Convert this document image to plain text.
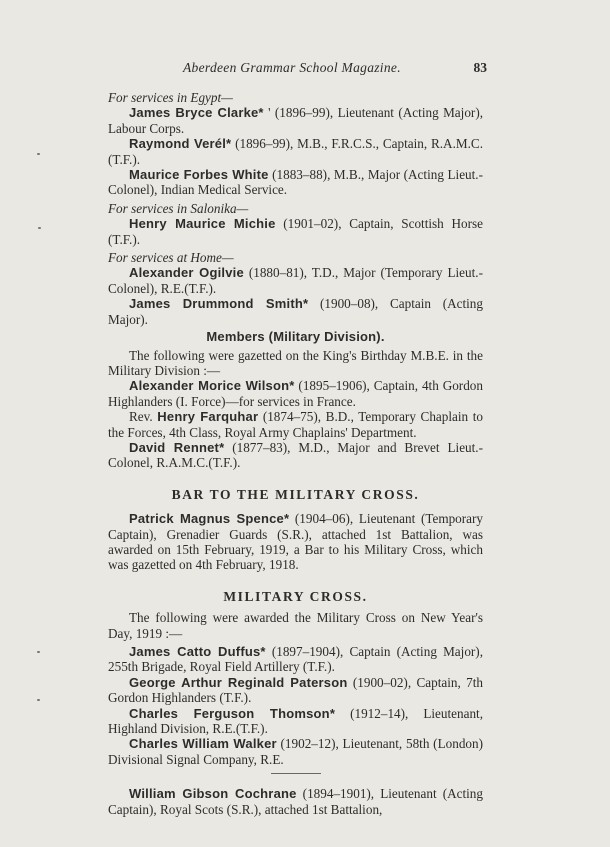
Aberdeen Grammar School Magazine.	83

For services in Egypt—

James Bryce Clarke* ' (1896–99), Lieutenant (Acting Major), Labour Corps.

Raymond Verél* (1896–99), M.B., F.R.C.S., Captain, R.A.M.C. (T.F.).

Maurice Forbes White (1883–88), M.B., Major (Acting Lieut.-Colonel), Indian Medical Service.

For services in Salonika—

Henry Maurice Michie (1901–02), Captain, Scottish Horse (T.F.).

For services at Home—

Alexander Ogilvie (1880–81), T.D., Major (Temporary Lieut.-Colonel), R.E.(T.F.).

James Drummond Smith* (1900–08), Captain (Acting Major).

Members (Military Division).

The following were gazetted on the King's Birthday M.B.E. in the Military Division :—

Alexander Morice Wilson* (1895–1906), Captain, 4th Gordon Highlanders (I. Force)—for services in France.

Rev. Henry Farquhar (1874–75), B.D., Temporary Chaplain to the Forces, 4th Class, Royal Army Chaplains' Department.

David Rennet* (1877–83), M.D., Major and Brevet Lieut.-Colonel, R.A.M.C.(T.F.).

BAR TO THE MILITARY CROSS.

Patrick Magnus Spence* (1904–06), Lieutenant (Temporary Captain), Grenadier Guards (S.R.), attached 1st Battalion, was awarded on 15th February, 1919, a Bar to his Military Cross, which was gazetted on 4th February, 1918.

MILITARY CROSS.

The following were awarded the Military Cross on New Year's Day, 1919 :—

James Catto Duffus* (1897–1904), Captain (Acting Major), 255th Brigade, Royal Field Artillery (T.F.).

George Arthur Reginald Paterson (1900–02), Captain, 7th Gordon Highlanders (T.F.).

Charles Ferguson Thomson* (1912–14), Lieutenant, Highland Division, R.E.(T.F.).

Charles William Walker (1902–12), Lieutenant, 58th (London) Divisional Signal Company, R.E.

William Gibson Cochrane (1894–1901), Lieutenant (Acting Captain), Royal Scots (S.R.), attached 1st Battalion,
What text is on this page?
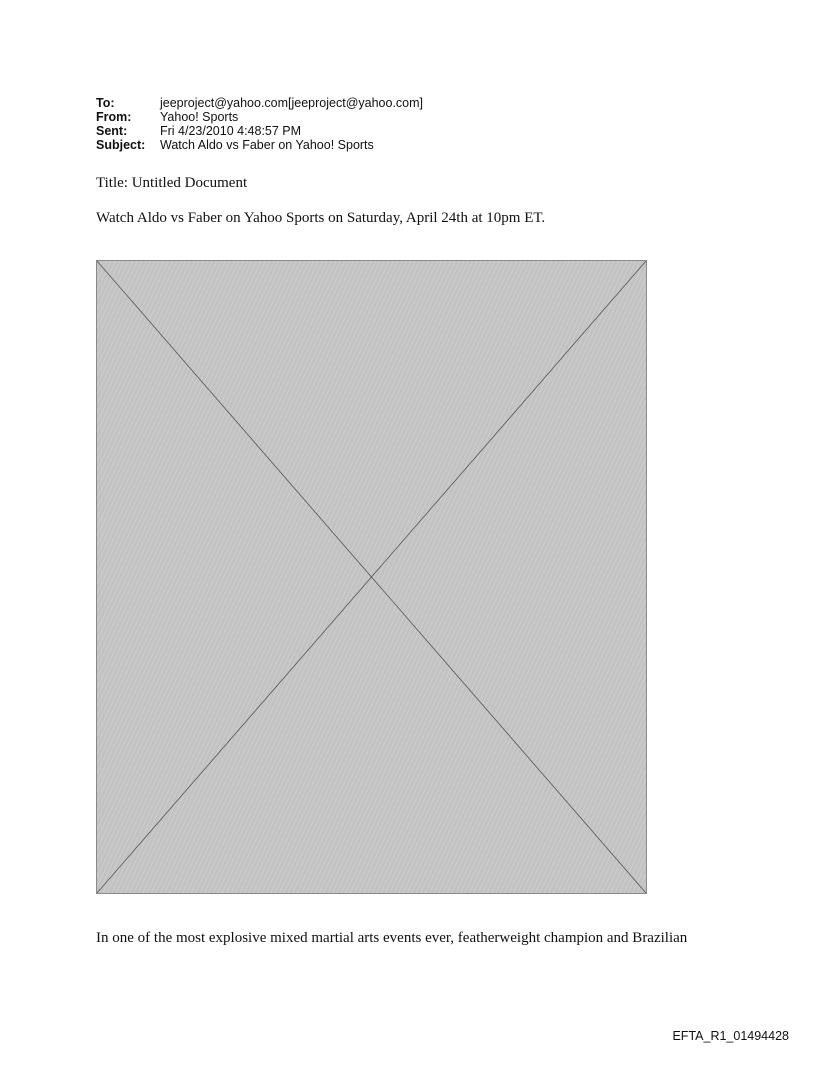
To:	jeeproject@yahoo.com[jeeproject@yahoo.com]
From:	Yahoo! Sports
Sent:	Fri 4/23/2010 4:48:57 PM
Subject:	Watch Aldo vs Faber on Yahoo! Sports
Title: Untitled Document
Watch Aldo vs Faber on Yahoo Sports on Saturday, April 24th at 10pm ET.
In one of the most explosive mixed martial arts events ever, featherweight champion and Brazilian
EFTA_R1_01494428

Exercise goal: Each line in the data that holds the string "services" should be found and copied.

Exercise answer:
For services in Egypt—
For services in Salonika—
For services at Home—
Alexander Morice Wilson* (1895–1906), Captain, 4th Gordon Highlanders (I. Force)—for services in France.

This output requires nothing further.